RECORDED DATA
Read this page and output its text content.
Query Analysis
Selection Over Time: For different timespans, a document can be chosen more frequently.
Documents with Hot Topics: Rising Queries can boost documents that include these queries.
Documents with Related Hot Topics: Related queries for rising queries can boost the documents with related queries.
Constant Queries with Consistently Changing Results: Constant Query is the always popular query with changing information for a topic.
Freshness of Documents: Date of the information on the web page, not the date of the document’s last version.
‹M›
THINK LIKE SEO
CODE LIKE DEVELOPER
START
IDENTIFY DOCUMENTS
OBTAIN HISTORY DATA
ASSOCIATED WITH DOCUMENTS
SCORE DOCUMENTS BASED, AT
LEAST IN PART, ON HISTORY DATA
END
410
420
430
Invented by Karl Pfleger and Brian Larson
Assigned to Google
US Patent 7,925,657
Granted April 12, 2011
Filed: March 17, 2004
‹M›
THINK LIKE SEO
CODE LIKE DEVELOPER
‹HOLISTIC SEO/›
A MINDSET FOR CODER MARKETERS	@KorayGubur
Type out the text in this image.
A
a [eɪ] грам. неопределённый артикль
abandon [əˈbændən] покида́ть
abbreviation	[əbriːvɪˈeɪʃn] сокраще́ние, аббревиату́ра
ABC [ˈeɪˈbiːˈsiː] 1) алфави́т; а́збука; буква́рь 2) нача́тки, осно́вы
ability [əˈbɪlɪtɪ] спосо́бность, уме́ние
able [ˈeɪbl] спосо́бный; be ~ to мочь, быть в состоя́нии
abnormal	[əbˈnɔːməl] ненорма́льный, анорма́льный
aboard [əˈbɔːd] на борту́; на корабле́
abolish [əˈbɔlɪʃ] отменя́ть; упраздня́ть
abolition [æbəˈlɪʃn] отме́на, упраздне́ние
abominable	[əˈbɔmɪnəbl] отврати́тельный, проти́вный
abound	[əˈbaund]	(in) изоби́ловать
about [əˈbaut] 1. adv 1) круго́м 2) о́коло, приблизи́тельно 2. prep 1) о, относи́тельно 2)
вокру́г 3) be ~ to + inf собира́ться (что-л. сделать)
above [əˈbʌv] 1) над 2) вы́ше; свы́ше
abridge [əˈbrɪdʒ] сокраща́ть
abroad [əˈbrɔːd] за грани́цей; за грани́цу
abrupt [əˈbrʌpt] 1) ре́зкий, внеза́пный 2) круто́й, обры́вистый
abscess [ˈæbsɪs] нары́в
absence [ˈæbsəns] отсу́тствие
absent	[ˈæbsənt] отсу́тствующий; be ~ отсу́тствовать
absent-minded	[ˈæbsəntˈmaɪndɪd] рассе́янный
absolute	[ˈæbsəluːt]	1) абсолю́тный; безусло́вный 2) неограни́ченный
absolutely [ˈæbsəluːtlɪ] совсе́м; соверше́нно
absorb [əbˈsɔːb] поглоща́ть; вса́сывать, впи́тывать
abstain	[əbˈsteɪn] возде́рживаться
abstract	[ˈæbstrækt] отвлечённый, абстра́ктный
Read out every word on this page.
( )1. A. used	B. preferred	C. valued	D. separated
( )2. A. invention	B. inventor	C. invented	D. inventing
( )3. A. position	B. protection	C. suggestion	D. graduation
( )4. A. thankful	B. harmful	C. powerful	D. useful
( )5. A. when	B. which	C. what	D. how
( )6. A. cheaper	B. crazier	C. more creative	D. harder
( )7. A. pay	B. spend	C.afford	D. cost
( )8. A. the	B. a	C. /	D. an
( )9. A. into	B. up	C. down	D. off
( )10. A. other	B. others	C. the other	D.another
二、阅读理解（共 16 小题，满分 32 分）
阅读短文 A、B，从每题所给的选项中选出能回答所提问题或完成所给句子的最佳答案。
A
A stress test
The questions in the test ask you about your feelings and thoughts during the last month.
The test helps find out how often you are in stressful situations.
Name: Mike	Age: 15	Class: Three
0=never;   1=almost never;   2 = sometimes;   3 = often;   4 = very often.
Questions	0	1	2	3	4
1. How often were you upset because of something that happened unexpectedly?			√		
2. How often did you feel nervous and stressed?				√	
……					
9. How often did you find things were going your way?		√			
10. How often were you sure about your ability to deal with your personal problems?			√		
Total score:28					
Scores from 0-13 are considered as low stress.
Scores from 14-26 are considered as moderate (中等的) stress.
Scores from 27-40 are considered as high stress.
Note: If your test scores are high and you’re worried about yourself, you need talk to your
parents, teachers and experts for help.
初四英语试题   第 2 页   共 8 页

WHAT THE TASK ASKS
Search the entries for "Query" and copy out each line that has it.

CORRECT ANSWER
Query Analysis
Constant Queries with Consistently Changing Results: Constant Query is the always popular query with changing information for a topic.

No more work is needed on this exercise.